» **PROBLEM TO SOLVE**
Pick out every line holding the string "page" and copy it.

** begin EXERCISE INPUT **

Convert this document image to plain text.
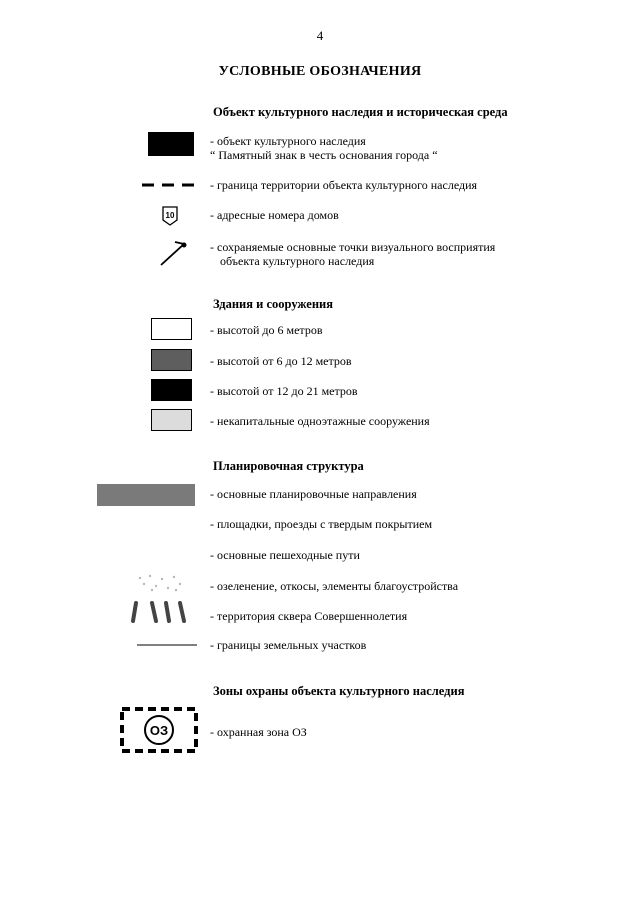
4
УСЛОВНЫЕ ОБОЗНАЧЕНИЯ
Объект культурного наследия и историческая среда
- объект культурного наследия
“ Памятный знак в честь основания города “
- граница территории объекта культурного наследия
10	- адресные номера домов
- сохраняемые основные точки визуального восприятия
объекта культурного наследия
Здания и сооружения
- высотой до 6 метров
- высотой от 6 до 12 метров
- высотой от 12 до 21 метров
- некапитальные одноэтажные сооружения
Планировочная структура
- основные планировочные направления
- площадки, проезды с твердым покрытием
- основные пешеходные пути
- озеленение, откосы, элементы благоустройства
- территория сквера Совершеннолетия
- границы земельных участков
Зоны охраны объекта культурного наследия
ОЗ	- охранная зона ОЗ
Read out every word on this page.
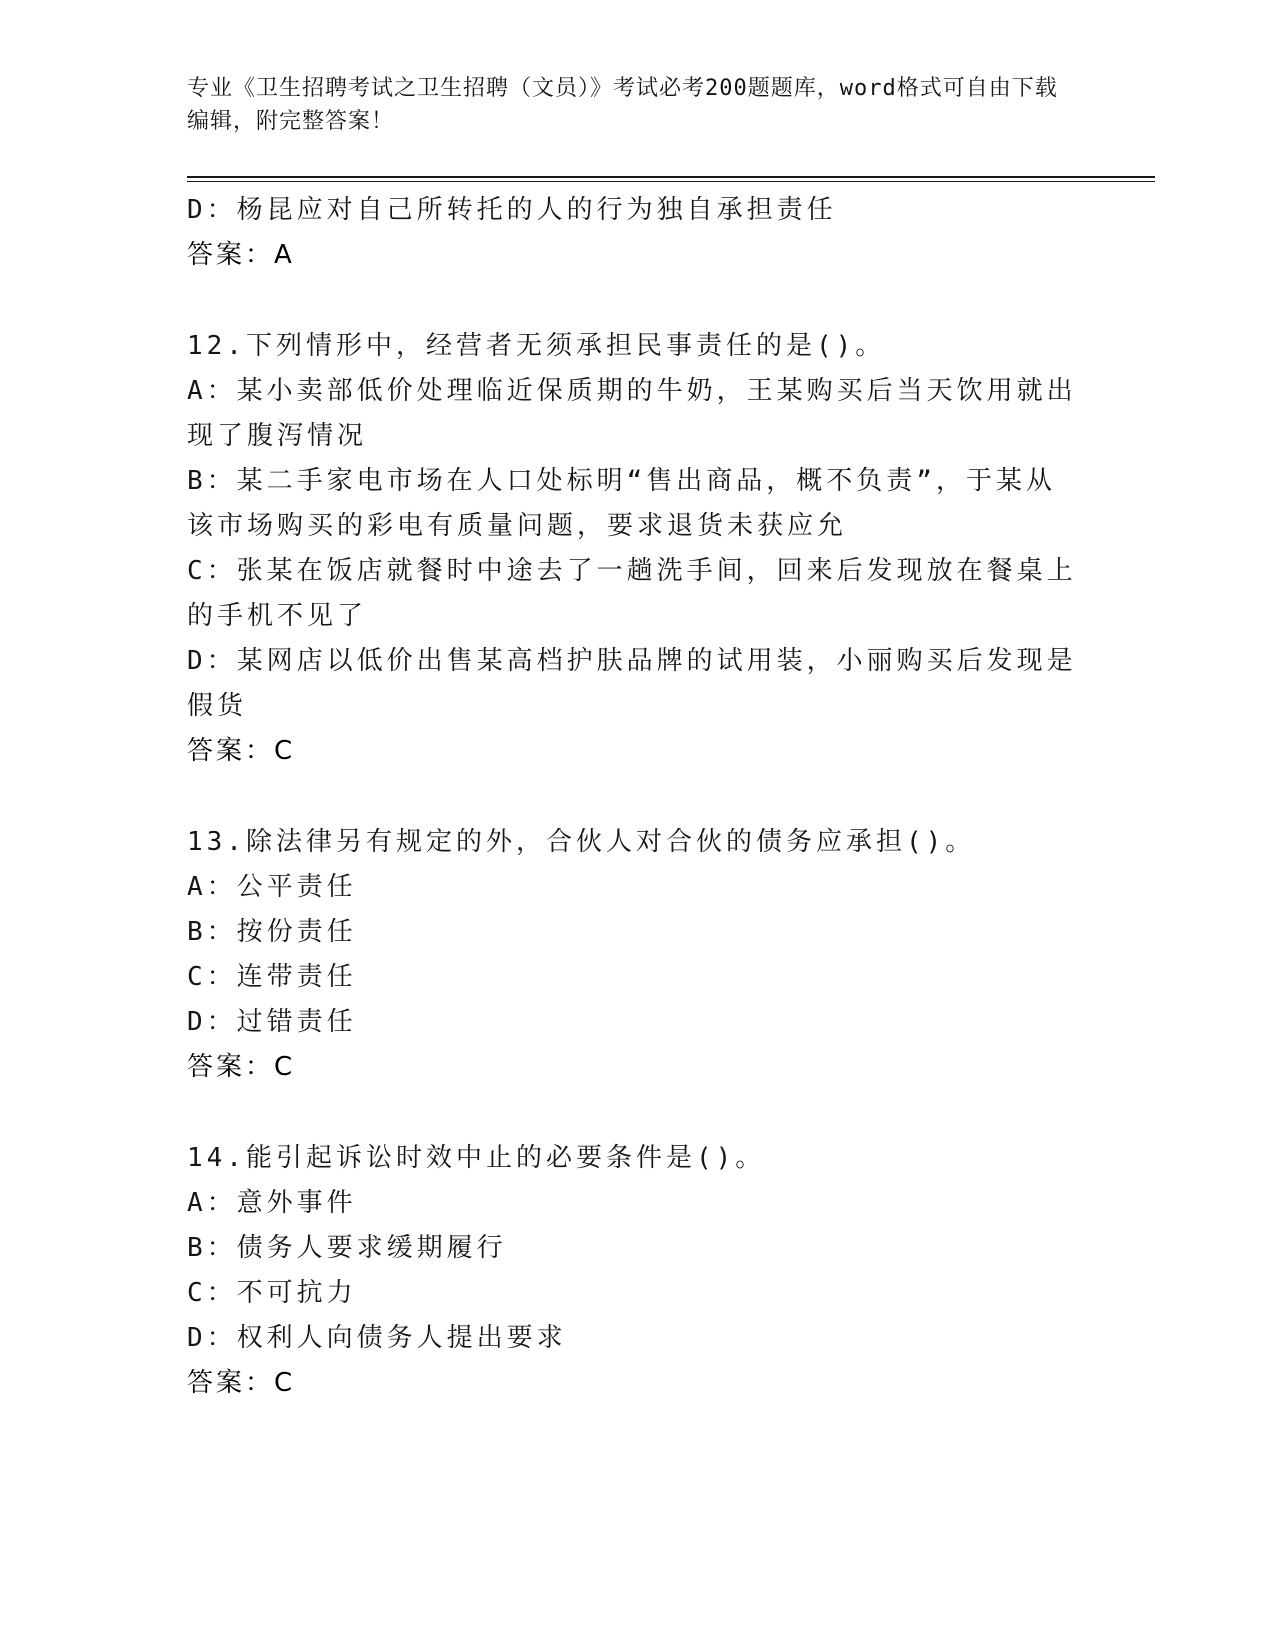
专业《卫生招聘考试之卫生招聘（文员）》考试必考200题题库，word格式可自由下载编辑，附完整答案！
D：杨昆应对自己所转托的人的行为独自承担责任
答案：A
12.下列情形中，经营者无须承担民事责任的是()。
A：某小卖部低价处理临近保质期的牛奶，王某购买后当天饮用就出现了腹泻情况
B：某二手家电市场在人口处标明“售出商品，概不负责”，于某从该市场购买的彩电有质量问题，要求退货未获应允
C：张某在饭店就餐时中途去了一趟洗手间，回来后发现放在餐桌上的手机不见了
D：某网店以低价出售某高档护肤品牌的试用装，小丽购买后发现是假货
答案：C
13.除法律另有规定的外，合伙人对合伙的债务应承担()。
A：公平责任
B：按份责任
C：连带责任
D：过错责任
答案：C
14.能引起诉讼时效中止的必要条件是()。
A：意外事件
B：债务人要求缓期履行
C：不可抗力
D：权利人向债务人提出要求
答案：C
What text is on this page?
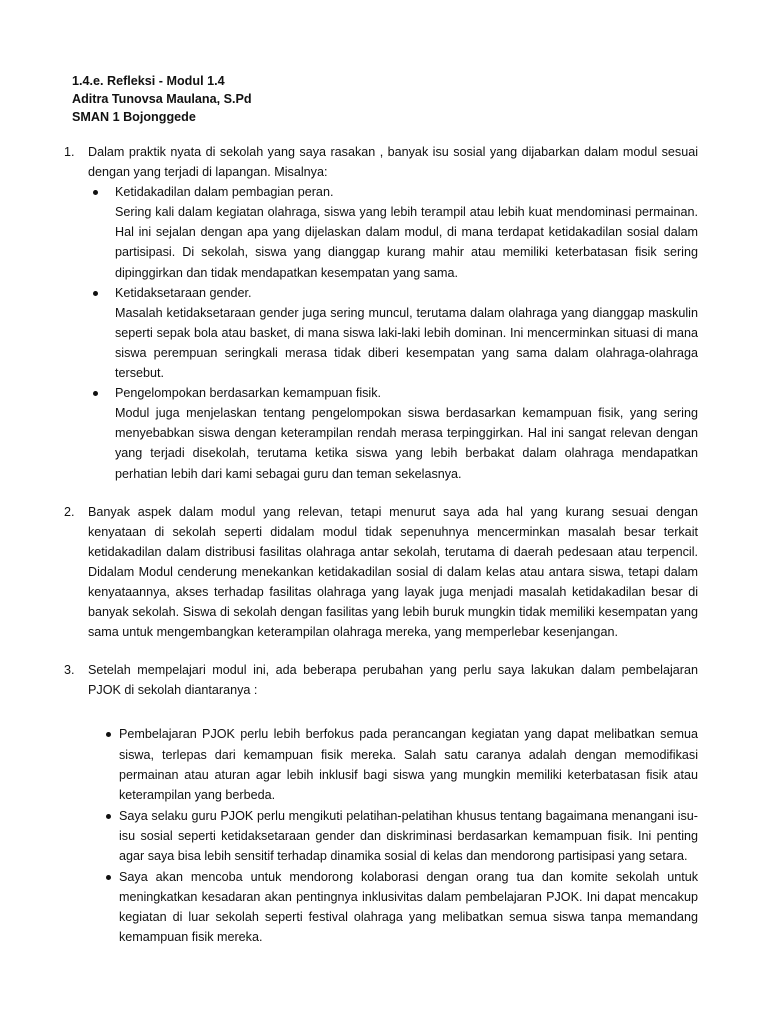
1.4.e. Refleksi - Modul 1.4
Aditra Tunovsa Maulana, S.Pd
SMAN 1 Bojonggede
1. Dalam praktik nyata di sekolah yang saya rasakan , banyak isu sosial yang dijabarkan dalam modul sesuai dengan yang terjadi di lapangan. Misalnya:
Ketidakadilan dalam pembagian peran.
Sering kali dalam kegiatan olahraga, siswa yang lebih terampil atau lebih kuat mendominasi permainan. Hal ini sejalan dengan apa yang dijelaskan dalam modul, di mana terdapat ketidakadilan sosial dalam partisipasi. Di sekolah, siswa yang dianggap kurang mahir atau memiliki keterbatasan fisik sering dipinggirkan dan tidak mendapatkan kesempatan yang sama.
Ketidaksetaraan gender.
Masalah ketidaksetaraan gender juga sering muncul, terutama dalam olahraga yang dianggap maskulin seperti sepak bola atau basket, di mana siswa laki-laki lebih dominan. Ini mencerminkan situasi di mana siswa perempuan seringkali merasa tidak diberi kesempatan yang sama dalam olahraga-olahraga tersebut.
Pengelompokan berdasarkan kemampuan fisik.
Modul juga menjelaskan tentang pengelompokan siswa berdasarkan kemampuan fisik, yang sering menyebabkan siswa dengan keterampilan rendah merasa terpinggirkan. Hal ini sangat relevan dengan yang terjadi disekolah, terutama ketika siswa yang lebih berbakat dalam olahraga mendapatkan perhatian lebih dari kami sebagai guru dan teman sekelasnya.
2. Banyak aspek dalam modul yang relevan, tetapi menurut saya ada hal yang kurang sesuai dengan kenyataan di sekolah seperti didalam modul tidak sepenuhnya mencerminkan masalah besar terkait ketidakadilan dalam distribusi fasilitas olahraga antar sekolah, terutama di daerah pedesaan atau terpencil. Didalam Modul cenderung menekankan ketidakadilan sosial di dalam kelas atau antara siswa, tetapi dalam kenyataannya, akses terhadap fasilitas olahraga yang layak juga menjadi masalah ketidakadilan besar di banyak sekolah. Siswa di sekolah dengan fasilitas yang lebih buruk mungkin tidak memiliki kesempatan yang sama untuk mengembangkan keterampilan olahraga mereka, yang memperlebar kesenjangan.
3. Setelah mempelajari modul ini, ada beberapa perubahan yang perlu saya lakukan dalam pembelajaran PJOK di sekolah diantaranya :
Pembelajaran PJOK perlu lebih berfokus pada perancangan kegiatan yang dapat melibatkan semua siswa, terlepas dari kemampuan fisik mereka. Salah satu caranya adalah dengan memodifikasi permainan atau aturan agar lebih inklusif bagi siswa yang mungkin memiliki keterbatasan fisik atau keterampilan yang berbeda.
Saya selaku guru PJOK perlu mengikuti pelatihan-pelatihan khusus tentang bagaimana menangani isu-isu sosial seperti ketidaksetaraan gender dan diskriminasi berdasarkan kemampuan fisik. Ini penting agar saya bisa lebih sensitif terhadap dinamika sosial di kelas dan mendorong partisipasi yang setara.
Saya akan mencoba untuk mendorong kolaborasi dengan orang tua dan komite sekolah untuk meningkatkan kesadaran akan pentingnya inklusivitas dalam pembelajaran PJOK. Ini dapat mencakup kegiatan di luar sekolah seperti festival olahraga yang melibatkan semua siswa tanpa memandang kemampuan fisik mereka.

** end EXERCISE INPUT **

» **SOLUTION BELOW**
Read out every word on this page.
What text is on this page?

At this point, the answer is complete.